* **The problem**
Take each line that has the word "当A轮与D轮组合时" and return it.

Saved entries:

★ ★ ★ ★ ★ ★ ★

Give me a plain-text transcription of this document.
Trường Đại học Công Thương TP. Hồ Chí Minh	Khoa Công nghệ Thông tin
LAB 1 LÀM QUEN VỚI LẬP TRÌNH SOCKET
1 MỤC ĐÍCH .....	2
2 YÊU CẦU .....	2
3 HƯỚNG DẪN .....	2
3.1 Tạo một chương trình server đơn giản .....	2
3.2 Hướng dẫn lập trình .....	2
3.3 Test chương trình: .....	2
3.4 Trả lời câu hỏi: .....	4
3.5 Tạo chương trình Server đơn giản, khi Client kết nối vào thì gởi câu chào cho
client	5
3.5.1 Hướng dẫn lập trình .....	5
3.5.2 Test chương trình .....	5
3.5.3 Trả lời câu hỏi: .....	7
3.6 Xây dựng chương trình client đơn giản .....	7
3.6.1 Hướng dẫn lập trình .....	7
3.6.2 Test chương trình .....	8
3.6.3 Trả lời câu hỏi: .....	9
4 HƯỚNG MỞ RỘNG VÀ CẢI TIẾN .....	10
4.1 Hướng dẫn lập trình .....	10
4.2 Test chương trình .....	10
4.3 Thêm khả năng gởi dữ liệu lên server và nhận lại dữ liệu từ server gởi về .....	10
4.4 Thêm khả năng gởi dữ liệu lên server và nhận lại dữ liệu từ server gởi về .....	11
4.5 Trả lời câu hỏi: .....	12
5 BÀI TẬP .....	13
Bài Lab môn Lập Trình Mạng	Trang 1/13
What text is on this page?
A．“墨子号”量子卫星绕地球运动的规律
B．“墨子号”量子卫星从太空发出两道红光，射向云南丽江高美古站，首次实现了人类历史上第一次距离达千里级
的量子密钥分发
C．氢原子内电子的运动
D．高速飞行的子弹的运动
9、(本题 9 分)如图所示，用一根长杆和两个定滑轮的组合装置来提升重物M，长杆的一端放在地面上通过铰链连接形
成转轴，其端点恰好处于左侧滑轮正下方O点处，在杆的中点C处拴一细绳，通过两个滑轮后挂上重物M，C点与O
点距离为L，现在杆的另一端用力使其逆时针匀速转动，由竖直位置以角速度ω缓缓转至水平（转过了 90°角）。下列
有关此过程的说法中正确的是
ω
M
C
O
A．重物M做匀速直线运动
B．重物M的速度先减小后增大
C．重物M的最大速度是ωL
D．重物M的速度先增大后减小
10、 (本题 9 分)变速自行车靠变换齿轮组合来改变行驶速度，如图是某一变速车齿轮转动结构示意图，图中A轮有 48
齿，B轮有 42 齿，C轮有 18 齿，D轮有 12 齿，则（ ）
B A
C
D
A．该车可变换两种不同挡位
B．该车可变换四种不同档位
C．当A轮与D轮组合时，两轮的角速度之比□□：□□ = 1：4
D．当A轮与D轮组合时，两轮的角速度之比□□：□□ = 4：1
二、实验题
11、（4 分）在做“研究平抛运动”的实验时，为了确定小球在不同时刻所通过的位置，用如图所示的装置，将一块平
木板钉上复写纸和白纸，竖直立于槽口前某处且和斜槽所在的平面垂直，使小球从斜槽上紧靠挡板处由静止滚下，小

★ ★ ★ ★ ★ ★ ★

* **Completed exercise**
C．当A轮与D轮组合时，两轮的角速度之比□□：□□ = 1：4
D．当A轮与D轮组合时，两轮的角速度之比□□：□□ = 4：1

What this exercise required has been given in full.